WORK TO BE COMPLETED:
Only a number is wanted: how many lines in these records contain the word "điều"?

Data items:
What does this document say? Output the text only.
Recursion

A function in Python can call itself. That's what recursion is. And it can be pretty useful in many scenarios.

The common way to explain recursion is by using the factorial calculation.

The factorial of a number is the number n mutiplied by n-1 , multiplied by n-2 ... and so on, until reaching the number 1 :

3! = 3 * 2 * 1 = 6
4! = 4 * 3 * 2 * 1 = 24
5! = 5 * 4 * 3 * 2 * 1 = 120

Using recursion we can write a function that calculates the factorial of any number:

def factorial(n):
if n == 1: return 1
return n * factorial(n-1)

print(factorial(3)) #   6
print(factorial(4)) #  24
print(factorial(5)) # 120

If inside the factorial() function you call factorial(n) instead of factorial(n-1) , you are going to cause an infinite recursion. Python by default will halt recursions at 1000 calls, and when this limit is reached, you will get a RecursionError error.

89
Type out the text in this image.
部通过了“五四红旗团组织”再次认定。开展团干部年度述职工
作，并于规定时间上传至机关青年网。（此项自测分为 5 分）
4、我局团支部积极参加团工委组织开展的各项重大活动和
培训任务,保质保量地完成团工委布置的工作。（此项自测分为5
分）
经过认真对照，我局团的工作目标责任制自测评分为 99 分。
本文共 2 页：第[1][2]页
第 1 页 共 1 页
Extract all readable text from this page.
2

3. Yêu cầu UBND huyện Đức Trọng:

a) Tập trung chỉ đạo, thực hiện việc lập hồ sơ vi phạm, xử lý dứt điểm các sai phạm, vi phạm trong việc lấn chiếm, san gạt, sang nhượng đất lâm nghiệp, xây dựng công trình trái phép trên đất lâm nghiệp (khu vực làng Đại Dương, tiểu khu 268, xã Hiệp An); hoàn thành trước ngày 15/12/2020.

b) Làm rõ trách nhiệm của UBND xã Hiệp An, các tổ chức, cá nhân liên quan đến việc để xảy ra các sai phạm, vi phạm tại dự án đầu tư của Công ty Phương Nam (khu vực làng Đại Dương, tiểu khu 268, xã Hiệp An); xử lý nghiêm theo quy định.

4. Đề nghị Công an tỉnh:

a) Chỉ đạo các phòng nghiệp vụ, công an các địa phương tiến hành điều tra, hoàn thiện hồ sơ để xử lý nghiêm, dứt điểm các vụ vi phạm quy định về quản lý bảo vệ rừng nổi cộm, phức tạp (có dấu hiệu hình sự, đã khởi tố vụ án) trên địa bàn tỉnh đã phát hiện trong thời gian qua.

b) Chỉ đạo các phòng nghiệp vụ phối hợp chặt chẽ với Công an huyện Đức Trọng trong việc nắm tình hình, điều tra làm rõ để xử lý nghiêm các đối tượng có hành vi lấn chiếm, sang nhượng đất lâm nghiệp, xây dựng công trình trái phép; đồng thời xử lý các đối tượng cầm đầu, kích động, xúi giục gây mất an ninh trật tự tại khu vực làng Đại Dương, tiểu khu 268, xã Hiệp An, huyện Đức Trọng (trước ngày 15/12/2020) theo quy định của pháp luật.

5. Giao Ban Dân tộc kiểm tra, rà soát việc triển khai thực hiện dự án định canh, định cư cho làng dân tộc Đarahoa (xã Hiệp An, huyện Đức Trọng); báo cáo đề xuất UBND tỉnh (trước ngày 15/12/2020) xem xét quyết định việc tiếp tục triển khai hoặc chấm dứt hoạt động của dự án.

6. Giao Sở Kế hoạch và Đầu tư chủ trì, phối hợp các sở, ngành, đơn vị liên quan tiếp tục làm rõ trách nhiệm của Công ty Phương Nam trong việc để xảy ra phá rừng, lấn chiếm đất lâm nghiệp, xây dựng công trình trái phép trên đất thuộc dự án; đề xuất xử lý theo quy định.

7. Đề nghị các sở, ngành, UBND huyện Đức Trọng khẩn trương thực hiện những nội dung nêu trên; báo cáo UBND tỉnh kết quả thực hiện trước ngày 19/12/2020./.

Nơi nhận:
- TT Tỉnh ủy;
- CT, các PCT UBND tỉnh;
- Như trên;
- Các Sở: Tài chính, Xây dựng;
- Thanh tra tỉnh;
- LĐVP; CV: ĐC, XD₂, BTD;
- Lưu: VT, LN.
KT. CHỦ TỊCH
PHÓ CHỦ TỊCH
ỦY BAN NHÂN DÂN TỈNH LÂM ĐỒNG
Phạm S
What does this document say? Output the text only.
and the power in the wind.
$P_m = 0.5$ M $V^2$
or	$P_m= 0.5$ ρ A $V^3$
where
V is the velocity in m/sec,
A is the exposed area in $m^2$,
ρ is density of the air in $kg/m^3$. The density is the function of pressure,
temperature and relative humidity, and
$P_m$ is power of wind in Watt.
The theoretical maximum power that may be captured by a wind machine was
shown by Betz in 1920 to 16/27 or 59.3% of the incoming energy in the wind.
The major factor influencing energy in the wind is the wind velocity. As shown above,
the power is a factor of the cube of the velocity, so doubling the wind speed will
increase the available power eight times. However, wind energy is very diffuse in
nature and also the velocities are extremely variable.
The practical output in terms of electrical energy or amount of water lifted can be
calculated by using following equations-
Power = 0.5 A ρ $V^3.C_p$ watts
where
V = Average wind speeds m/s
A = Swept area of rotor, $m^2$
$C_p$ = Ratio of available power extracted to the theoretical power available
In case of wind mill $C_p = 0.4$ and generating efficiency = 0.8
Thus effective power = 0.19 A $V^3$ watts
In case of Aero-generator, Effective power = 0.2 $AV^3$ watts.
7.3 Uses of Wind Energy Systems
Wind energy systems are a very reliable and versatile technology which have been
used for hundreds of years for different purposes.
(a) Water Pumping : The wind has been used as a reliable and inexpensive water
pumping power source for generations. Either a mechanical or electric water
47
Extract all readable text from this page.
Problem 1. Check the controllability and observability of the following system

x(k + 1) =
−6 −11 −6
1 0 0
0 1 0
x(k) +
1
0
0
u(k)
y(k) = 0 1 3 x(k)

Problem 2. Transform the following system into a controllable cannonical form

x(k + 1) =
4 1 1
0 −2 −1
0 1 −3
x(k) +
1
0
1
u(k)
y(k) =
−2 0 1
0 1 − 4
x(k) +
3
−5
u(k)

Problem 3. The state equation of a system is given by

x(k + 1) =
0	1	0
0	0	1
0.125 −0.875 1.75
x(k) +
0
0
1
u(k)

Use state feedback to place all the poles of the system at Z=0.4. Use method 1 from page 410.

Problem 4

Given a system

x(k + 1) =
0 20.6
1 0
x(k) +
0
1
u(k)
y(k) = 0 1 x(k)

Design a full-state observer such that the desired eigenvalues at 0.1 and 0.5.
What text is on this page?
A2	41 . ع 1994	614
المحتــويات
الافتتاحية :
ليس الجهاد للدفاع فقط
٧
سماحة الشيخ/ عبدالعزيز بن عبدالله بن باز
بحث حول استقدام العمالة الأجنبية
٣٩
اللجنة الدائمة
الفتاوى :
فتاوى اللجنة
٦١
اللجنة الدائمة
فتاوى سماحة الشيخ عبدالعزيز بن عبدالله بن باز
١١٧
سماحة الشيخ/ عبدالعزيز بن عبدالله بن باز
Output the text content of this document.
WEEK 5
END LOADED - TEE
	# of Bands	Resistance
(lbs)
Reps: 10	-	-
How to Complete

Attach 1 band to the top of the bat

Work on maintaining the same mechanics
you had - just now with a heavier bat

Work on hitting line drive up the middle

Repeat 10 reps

SOLUTION FOR THIS PROBLEM:
2